### What is required
Print every entry exactly as written.

### Records for the exercise
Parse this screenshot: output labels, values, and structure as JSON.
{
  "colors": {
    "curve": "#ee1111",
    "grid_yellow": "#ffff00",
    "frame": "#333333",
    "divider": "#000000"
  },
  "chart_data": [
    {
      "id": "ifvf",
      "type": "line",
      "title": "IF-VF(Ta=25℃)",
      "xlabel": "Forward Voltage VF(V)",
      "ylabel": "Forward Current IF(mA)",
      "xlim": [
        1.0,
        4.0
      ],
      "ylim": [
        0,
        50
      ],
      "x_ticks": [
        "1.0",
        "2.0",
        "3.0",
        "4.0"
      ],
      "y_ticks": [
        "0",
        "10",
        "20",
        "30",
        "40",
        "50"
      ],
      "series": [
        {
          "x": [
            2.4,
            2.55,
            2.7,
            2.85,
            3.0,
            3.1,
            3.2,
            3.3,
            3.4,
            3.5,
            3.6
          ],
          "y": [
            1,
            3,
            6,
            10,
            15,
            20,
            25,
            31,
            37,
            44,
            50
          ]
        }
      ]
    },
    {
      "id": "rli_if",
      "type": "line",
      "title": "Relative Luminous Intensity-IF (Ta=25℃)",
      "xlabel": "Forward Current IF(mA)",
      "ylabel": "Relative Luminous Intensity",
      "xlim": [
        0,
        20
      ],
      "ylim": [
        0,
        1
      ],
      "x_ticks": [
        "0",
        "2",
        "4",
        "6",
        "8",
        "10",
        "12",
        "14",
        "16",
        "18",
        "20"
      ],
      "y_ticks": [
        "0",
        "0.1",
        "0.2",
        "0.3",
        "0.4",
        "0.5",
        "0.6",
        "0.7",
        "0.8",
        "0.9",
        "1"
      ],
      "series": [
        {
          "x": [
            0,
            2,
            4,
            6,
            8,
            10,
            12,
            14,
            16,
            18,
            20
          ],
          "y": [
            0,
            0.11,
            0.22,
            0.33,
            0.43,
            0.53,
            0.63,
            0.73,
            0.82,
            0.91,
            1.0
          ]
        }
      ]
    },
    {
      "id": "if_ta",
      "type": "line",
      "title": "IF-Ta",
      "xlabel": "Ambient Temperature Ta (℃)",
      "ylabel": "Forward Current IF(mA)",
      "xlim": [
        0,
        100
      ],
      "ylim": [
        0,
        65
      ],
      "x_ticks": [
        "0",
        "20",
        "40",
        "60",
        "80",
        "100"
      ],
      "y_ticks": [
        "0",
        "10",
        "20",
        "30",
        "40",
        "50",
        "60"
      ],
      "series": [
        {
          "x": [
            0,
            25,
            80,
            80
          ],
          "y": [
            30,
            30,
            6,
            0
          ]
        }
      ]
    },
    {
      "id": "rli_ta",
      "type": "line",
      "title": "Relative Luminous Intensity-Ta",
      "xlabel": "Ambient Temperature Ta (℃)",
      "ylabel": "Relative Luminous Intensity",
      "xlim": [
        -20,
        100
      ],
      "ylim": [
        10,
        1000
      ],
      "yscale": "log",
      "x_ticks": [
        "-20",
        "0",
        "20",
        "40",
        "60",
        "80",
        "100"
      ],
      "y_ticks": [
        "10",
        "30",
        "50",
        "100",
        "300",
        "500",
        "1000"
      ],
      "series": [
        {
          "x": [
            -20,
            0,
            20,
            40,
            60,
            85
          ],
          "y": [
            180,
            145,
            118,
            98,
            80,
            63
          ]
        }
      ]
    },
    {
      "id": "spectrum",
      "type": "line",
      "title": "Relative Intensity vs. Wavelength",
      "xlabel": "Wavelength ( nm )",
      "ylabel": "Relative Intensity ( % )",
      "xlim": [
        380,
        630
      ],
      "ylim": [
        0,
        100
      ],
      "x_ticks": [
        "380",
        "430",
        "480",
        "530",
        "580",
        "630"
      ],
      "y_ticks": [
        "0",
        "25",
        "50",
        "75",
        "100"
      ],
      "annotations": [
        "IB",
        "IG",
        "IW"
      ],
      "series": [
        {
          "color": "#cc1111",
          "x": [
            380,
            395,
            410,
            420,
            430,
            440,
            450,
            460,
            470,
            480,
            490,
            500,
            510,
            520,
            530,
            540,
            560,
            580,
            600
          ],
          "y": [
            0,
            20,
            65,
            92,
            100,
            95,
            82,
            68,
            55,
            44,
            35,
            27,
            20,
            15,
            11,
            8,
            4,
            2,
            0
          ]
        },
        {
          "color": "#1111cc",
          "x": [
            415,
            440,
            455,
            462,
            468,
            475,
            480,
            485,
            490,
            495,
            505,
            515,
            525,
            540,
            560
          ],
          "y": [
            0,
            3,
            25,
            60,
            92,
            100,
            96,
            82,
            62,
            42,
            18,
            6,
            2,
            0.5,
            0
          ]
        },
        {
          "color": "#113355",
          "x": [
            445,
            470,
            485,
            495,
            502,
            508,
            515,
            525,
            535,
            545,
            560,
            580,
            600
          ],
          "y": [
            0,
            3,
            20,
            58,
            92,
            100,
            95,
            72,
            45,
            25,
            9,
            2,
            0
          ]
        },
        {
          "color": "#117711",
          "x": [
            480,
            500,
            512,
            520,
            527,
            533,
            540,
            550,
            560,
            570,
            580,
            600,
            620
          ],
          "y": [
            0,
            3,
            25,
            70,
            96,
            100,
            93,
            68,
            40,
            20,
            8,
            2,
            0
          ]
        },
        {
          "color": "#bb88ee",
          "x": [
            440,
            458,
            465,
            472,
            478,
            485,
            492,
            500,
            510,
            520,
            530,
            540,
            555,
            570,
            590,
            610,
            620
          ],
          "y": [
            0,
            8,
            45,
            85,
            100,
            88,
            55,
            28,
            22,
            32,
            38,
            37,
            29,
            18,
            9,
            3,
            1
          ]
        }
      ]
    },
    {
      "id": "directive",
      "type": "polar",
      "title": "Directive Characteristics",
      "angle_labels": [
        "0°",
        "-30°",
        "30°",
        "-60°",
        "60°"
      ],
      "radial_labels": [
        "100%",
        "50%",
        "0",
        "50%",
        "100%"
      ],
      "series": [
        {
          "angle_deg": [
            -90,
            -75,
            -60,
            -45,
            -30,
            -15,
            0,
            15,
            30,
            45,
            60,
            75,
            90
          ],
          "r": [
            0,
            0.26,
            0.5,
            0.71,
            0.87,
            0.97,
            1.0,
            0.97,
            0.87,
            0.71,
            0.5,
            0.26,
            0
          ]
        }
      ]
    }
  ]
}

### Answer to this problem
Parse this screenshot: output labels, values, and structure as JSON.
{
  "colors": {
    "curve": "#ee1111",
    "grid_yellow": "#ffff00",
    "frame": "#333333",
    "divider": "#000000"
  },
  "chart_data": [
    {
      "id": "ifvf",
      "type": "line",
      "title": "IF-VF(Ta=25℃)",
      "xlabel": "Forward Voltage VF(V)",
      "ylabel": "Forward Current IF(mA)",
      "xlim": [
        1.0,
        4.0
      ],
      "ylim": [
        0,
        50
      ],
      "x_ticks": [
        "1.0",
        "2.0",
        "3.0",
        "4.0"
      ],
      "y_ticks": [
        "0",
        "10",
        "20",
        "30",
        "40",
        "50"
      ],
      "series": [
        {
          "x": [
            2.4,
            2.55,
            2.7,
            2.85,
            3.0,
            3.1,
            3.2,
            3.3,
            3.4,
            3.5,
            3.6
          ],
          "y": [
            1,
            3,
            6,
            10,
            15,
            20,
            25,
            31,
            37,
            44,
            50
          ]
        }
      ]
    },
    {
      "id": "rli_if",
      "type": "line",
      "title": "Relative Luminous Intensity-IF (Ta=25℃)",
      "xlabel": "Forward Current IF(mA)",
      "ylabel": "Relative Luminous Intensity",
      "xlim": [
        0,
        20
      ],
      "ylim": [
        0,
        1
      ],
      "x_ticks": [
        "0",
        "2",
        "4",
        "6",
        "8",
        "10",
        "12",
        "14",
        "16",
        "18",
        "20"
      ],
      "y_ticks": [
        "0",
        "0.1",
        "0.2",
        "0.3",
        "0.4",
        "0.5",
        "0.6",
        "0.7",
        "0.8",
        "0.9",
        "1"
      ],
      "series": [
        {
          "x": [
            0,
            2,
            4,
            6,
            8,
            10,
            12,
            14,
            16,
            18,
            20
          ],
          "y": [
            0,
            0.11,
            0.22,
            0.33,
            0.43,
            0.53,
            0.63,
            0.73,
            0.82,
            0.91,
            1.0
          ]
        }
      ]
    },
    {
      "id": "if_ta",
      "type": "line",
      "title": "IF-Ta",
      "xlabel": "Ambient Temperature Ta (℃)",
      "ylabel": "Forward Current IF(mA)",
      "xlim": [
        0,
        100
      ],
      "ylim": [
        0,
        65
      ],
      "x_ticks": [
        "0",
        "20",
        "40",
        "60",
        "80",
        "100"
      ],
      "y_ticks": [
        "0",
        "10",
        "20",
        "30",
        "40",
        "50",
        "60"
      ],
      "series": [
        {
          "x": [
            0,
            25,
            80,
            80
          ],
          "y": [
            30,
            30,
            6,
            0
          ]
        }
      ]
    },
    {
      "id": "rli_ta",
      "type": "line",
      "title": "Relative Luminous Intensity-Ta",
      "xlabel": "Ambient Temperature Ta (℃)",
      "ylabel": "Relative Luminous Intensity",
      "xlim": [
        -20,
        100
      ],
      "ylim": [
        10,
        1000
      ],
      "yscale": "log",
      "x_ticks": [
        "-20",
        "0",
        "20",
        "40",
        "60",
        "80",
        "100"
      ],
      "y_ticks": [
        "10",
        "30",
        "50",
        "100",
        "300",
        "500",
        "1000"
      ],
      "series": [
        {
          "x": [
            -20,
            0,
            20,
            40,
            60,
            85
          ],
          "y": [
            180,
            145,
            118,
            98,
            80,
            63
          ]
        }
      ]
    },
    {
      "id": "spectrum",
      "type": "line",
      "title": "Relative Intensity vs. Wavelength",
      "xlabel": "Wavelength ( nm )",
      "ylabel": "Relative Intensity ( % )",
      "xlim": [
        380,
        630
      ],
      "ylim": [
        0,
        100
      ],
      "x_ticks": [
        "380",
        "430",
        "480",
        "530",
        "580",
        "630"
      ],
      "y_ticks": [
        "0",
        "25",
        "50",
        "75",
        "100"
      ],
      "annotations": [
        "IB",
        "IG",
        "IW"
      ],
      "series": [
        {
          "color": "#cc1111",
          "x": [
            380,
            395,
            410,
            420,
            430,
            440,
            450,
            460,
            470,
            480,
            490,
            500,
            510,
            520,
            530,
            540,
            560,
            580,
            600
          ],
          "y": [
            0,
            20,
            65,
            92,
            100,
            95,
            82,
            68,
            55,
            44,
            35,
            27,
            20,
            15,
            11,
            8,
            4,
            2,
            0
          ]
        },
        {
          "color": "#1111cc",
          "x": [
            415,
            440,
            455,
            462,
            468,
            475,
            480,
            485,
            490,
            495,
            505,
            515,
            525,
            540,
            560
          ],
          "y": [
            0,
            3,
            25,
            60,
            92,
            100,
            96,
            82,
            62,
            42,
            18,
            6,
            2,
            0.5,
            0
          ]
        },
        {
          "color": "#113355",
          "x": [
            445,
            470,
            485,
            495,
            502,
            508,
            515,
            525,
            535,
            545,
            560,
            580,
            600
          ],
          "y": [
            0,
            3,
            20,
            58,
            92,
            100,
            95,
            72,
            45,
            25,
            9,
            2,
            0
          ]
        },
        {
          "color": "#117711",
          "x": [
            480,
            500,
            512,
            520,
            527,
            533,
            540,
            550,
            560,
            570,
            580,
            600,
            620
          ],
          "y": [
            0,
            3,
            25,
            70,
            96,
            100,
            93,
            68,
            40,
            20,
            8,
            2,
            0
          ]
        },
        {
          "color": "#bb88ee",
          "x": [
            440,
            458,
            465,
            472,
            478,
            485,
            492,
            500,
            510,
            520,
            530,
            540,
            555,
            570,
            590,
            610,
            620
          ],
          "y": [
            0,
            8,
            45,
            85,
            100,
            88,
            55,
            28,
            22,
            32,
            38,
            37,
            29,
            18,
            9,
            3,
            1
          ]
        }
      ]
    },
    {
      "id": "directive",
      "type": "polar",
      "title": "Directive Characteristics",
      "angle_labels": [
        "0°",
        "-30°",
        "30°",
        "-60°",
        "60°"
      ],
      "radial_labels": [
        "100%",
        "50%",
        "0",
        "50%",
        "100%"
      ],
      "series": [
        {
          "angle_deg": [
            -90,
            -75,
            -60,
            -45,
            -30,
            -15,
            0,
            15,
            30,
            45,
            60,
            75,
            90
          ],
          "r": [
            0,
            0.26,
            0.5,
            0.71,
            0.87,
            0.97,
            1.0,
            0.97,
            0.87,
            0.71,
            0.5,
            0.26,
            0
          ]
        }
      ]
    }
  ]
}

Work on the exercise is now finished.